- [TASK REQUIREMENTS]: Provide an exact reproduction of every entry.
------------------------------------------------
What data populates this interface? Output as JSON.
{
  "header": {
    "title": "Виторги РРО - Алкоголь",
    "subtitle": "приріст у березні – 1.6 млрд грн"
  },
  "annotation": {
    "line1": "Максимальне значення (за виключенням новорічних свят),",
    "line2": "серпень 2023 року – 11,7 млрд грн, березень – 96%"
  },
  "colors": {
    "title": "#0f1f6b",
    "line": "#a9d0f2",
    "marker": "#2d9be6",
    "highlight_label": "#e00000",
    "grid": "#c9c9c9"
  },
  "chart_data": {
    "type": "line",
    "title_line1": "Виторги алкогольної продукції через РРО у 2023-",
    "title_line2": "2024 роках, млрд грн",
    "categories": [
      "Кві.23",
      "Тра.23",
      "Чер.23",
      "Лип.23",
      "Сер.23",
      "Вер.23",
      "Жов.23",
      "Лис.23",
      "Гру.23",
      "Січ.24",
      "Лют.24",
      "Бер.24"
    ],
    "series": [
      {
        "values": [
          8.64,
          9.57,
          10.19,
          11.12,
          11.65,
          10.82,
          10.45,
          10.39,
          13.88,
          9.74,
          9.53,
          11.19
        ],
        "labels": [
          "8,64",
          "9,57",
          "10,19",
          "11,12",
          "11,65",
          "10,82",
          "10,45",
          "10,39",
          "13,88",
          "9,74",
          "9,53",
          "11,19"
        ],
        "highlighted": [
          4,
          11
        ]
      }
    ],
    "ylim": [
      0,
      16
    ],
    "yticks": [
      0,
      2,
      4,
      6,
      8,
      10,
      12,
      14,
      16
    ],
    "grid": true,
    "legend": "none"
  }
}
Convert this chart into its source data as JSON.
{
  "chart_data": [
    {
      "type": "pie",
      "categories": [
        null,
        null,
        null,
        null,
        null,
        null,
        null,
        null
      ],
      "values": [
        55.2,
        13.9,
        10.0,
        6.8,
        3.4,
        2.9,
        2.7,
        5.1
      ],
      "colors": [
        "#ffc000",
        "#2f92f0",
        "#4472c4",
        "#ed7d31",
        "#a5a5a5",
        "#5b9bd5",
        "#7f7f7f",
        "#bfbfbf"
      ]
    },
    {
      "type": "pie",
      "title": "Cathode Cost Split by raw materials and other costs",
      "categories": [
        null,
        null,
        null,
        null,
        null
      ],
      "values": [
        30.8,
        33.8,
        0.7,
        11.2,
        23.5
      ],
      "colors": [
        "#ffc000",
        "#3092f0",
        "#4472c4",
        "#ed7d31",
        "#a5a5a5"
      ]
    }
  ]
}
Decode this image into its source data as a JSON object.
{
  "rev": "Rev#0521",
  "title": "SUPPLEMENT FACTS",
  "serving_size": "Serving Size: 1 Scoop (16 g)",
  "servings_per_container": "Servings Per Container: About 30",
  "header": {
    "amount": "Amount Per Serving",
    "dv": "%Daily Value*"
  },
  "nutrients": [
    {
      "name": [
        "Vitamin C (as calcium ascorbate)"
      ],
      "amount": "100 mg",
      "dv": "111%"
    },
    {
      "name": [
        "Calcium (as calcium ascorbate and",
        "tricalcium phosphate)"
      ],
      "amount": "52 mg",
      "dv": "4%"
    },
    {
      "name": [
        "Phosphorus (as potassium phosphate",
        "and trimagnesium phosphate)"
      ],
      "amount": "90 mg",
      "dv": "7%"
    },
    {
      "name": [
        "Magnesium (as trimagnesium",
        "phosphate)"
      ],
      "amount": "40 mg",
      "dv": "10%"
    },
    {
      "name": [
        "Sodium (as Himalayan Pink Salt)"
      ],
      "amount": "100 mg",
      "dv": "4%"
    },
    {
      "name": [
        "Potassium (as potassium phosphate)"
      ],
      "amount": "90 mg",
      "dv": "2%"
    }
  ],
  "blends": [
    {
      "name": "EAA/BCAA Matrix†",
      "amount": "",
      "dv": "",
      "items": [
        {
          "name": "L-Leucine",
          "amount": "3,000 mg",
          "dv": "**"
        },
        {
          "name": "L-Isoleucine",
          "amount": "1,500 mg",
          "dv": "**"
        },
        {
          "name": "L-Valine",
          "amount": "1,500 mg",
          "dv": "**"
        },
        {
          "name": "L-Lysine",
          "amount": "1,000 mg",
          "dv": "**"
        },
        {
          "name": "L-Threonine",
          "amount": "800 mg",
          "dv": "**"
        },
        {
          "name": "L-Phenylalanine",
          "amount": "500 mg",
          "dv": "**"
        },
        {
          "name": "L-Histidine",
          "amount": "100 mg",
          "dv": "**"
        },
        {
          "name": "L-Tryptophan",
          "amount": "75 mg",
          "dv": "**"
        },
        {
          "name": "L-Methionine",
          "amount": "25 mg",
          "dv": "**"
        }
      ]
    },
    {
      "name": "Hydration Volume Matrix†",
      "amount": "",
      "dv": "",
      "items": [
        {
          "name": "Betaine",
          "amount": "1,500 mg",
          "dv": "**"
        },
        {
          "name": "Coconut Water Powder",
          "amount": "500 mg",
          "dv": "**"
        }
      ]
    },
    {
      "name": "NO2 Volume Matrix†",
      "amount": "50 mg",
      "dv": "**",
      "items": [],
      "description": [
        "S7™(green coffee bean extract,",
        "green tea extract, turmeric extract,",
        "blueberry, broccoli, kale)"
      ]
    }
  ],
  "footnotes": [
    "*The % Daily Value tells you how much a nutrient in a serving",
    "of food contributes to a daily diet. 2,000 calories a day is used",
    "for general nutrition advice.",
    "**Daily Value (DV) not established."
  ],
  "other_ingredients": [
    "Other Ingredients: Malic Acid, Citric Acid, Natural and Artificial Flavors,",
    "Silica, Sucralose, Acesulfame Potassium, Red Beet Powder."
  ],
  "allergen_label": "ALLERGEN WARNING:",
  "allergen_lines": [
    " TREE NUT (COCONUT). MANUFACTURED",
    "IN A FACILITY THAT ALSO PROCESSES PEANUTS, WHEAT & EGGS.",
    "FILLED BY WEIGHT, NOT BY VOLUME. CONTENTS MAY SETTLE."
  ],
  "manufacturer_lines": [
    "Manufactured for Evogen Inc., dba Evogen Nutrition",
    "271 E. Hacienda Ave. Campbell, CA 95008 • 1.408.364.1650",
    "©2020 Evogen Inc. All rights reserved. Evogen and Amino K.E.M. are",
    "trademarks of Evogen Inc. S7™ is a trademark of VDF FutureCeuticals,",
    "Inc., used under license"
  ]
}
------------------------------------------------
- [WRITTEN RESPONSE]:
What data populates this interface? Output as JSON.
{
  "header": {
    "title": "Виторги РРО - Алкоголь",
    "subtitle": "приріст у березні – 1.6 млрд грн"
  },
  "annotation": {
    "line1": "Максимальне значення (за виключенням новорічних свят),",
    "line2": "серпень 2023 року – 11,7 млрд грн, березень – 96%"
  },
  "colors": {
    "title": "#0f1f6b",
    "line": "#a9d0f2",
    "marker": "#2d9be6",
    "highlight_label": "#e00000",
    "grid": "#c9c9c9"
  },
  "chart_data": {
    "type": "line",
    "title_line1": "Виторги алкогольної продукції через РРО у 2023-",
    "title_line2": "2024 роках, млрд грн",
    "categories": [
      "Кві.23",
      "Тра.23",
      "Чер.23",
      "Лип.23",
      "Сер.23",
      "Вер.23",
      "Жов.23",
      "Лис.23",
      "Гру.23",
      "Січ.24",
      "Лют.24",
      "Бер.24"
    ],
    "series": [
      {
        "values": [
          8.64,
          9.57,
          10.19,
          11.12,
          11.65,
          10.82,
          10.45,
          10.39,
          13.88,
          9.74,
          9.53,
          11.19
        ],
        "labels": [
          "8,64",
          "9,57",
          "10,19",
          "11,12",
          "11,65",
          "10,82",
          "10,45",
          "10,39",
          "13,88",
          "9,74",
          "9,53",
          "11,19"
        ],
        "highlighted": [
          4,
          11
        ]
      }
    ],
    "ylim": [
      0,
      16
    ],
    "yticks": [
      0,
      2,
      4,
      6,
      8,
      10,
      12,
      14,
      16
    ],
    "grid": true,
    "legend": "none"
  }
}
Convert this chart into its source data as JSON.
{
  "chart_data": [
    {
      "type": "pie",
      "categories": [
        null,
        null,
        null,
        null,
        null,
        null,
        null,
        null
      ],
      "values": [
        55.2,
        13.9,
        10.0,
        6.8,
        3.4,
        2.9,
        2.7,
        5.1
      ],
      "colors": [
        "#ffc000",
        "#2f92f0",
        "#4472c4",
        "#ed7d31",
        "#a5a5a5",
        "#5b9bd5",
        "#7f7f7f",
        "#bfbfbf"
      ]
    },
    {
      "type": "pie",
      "title": "Cathode Cost Split by raw materials and other costs",
      "categories": [
        null,
        null,
        null,
        null,
        null
      ],
      "values": [
        30.8,
        33.8,
        0.7,
        11.2,
        23.5
      ],
      "colors": [
        "#ffc000",
        "#3092f0",
        "#4472c4",
        "#ed7d31",
        "#a5a5a5"
      ]
    }
  ]
}
Decode this image into its source data as a JSON object.
{
  "rev": "Rev#0521",
  "title": "SUPPLEMENT FACTS",
  "serving_size": "Serving Size: 1 Scoop (16 g)",
  "servings_per_container": "Servings Per Container: About 30",
  "header": {
    "amount": "Amount Per Serving",
    "dv": "%Daily Value*"
  },
  "nutrients": [
    {
      "name": [
        "Vitamin C (as calcium ascorbate)"
      ],
      "amount": "100 mg",
      "dv": "111%"
    },
    {
      "name": [
        "Calcium (as calcium ascorbate and",
        "tricalcium phosphate)"
      ],
      "amount": "52 mg",
      "dv": "4%"
    },
    {
      "name": [
        "Phosphorus (as potassium phosphate",
        "and trimagnesium phosphate)"
      ],
      "amount": "90 mg",
      "dv": "7%"
    },
    {
      "name": [
        "Magnesium (as trimagnesium",
        "phosphate)"
      ],
      "amount": "40 mg",
      "dv": "10%"
    },
    {
      "name": [
        "Sodium (as Himalayan Pink Salt)"
      ],
      "amount": "100 mg",
      "dv": "4%"
    },
    {
      "name": [
        "Potassium (as potassium phosphate)"
      ],
      "amount": "90 mg",
      "dv": "2%"
    }
  ],
  "blends": [
    {
      "name": "EAA/BCAA Matrix†",
      "amount": "",
      "dv": "",
      "items": [
        {
          "name": "L-Leucine",
          "amount": "3,000 mg",
          "dv": "**"
        },
        {
          "name": "L-Isoleucine",
          "amount": "1,500 mg",
          "dv": "**"
        },
        {
          "name": "L-Valine",
          "amount": "1,500 mg",
          "dv": "**"
        },
        {
          "name": "L-Lysine",
          "amount": "1,000 mg",
          "dv": "**"
        },
        {
          "name": "L-Threonine",
          "amount": "800 mg",
          "dv": "**"
        },
        {
          "name": "L-Phenylalanine",
          "amount": "500 mg",
          "dv": "**"
        },
        {
          "name": "L-Histidine",
          "amount": "100 mg",
          "dv": "**"
        },
        {
          "name": "L-Tryptophan",
          "amount": "75 mg",
          "dv": "**"
        },
        {
          "name": "L-Methionine",
          "amount": "25 mg",
          "dv": "**"
        }
      ]
    },
    {
      "name": "Hydration Volume Matrix†",
      "amount": "",
      "dv": "",
      "items": [
        {
          "name": "Betaine",
          "amount": "1,500 mg",
          "dv": "**"
        },
        {
          "name": "Coconut Water Powder",
          "amount": "500 mg",
          "dv": "**"
        }
      ]
    },
    {
      "name": "NO2 Volume Matrix†",
      "amount": "50 mg",
      "dv": "**",
      "items": [],
      "description": [
        "S7™(green coffee bean extract,",
        "green tea extract, turmeric extract,",
        "blueberry, broccoli, kale)"
      ]
    }
  ],
  "footnotes": [
    "*The % Daily Value tells you how much a nutrient in a serving",
    "of food contributes to a daily diet. 2,000 calories a day is used",
    "for general nutrition advice.",
    "**Daily Value (DV) not established."
  ],
  "other_ingredients": [
    "Other Ingredients: Malic Acid, Citric Acid, Natural and Artificial Flavors,",
    "Silica, Sucralose, Acesulfame Potassium, Red Beet Powder."
  ],
  "allergen_label": "ALLERGEN WARNING:",
  "allergen_lines": [
    " TREE NUT (COCONUT). MANUFACTURED",
    "IN A FACILITY THAT ALSO PROCESSES PEANUTS, WHEAT & EGGS.",
    "FILLED BY WEIGHT, NOT BY VOLUME. CONTENTS MAY SETTLE."
  ],
  "manufacturer_lines": [
    "Manufactured for Evogen Inc., dba Evogen Nutrition",
    "271 E. Hacienda Ave. Campbell, CA 95008 • 1.408.364.1650",
    "©2020 Evogen Inc. All rights reserved. Evogen and Amino K.E.M. are",
    "trademarks of Evogen Inc. S7™ is a trademark of VDF FutureCeuticals,",
    "Inc., used under license"
  ]
}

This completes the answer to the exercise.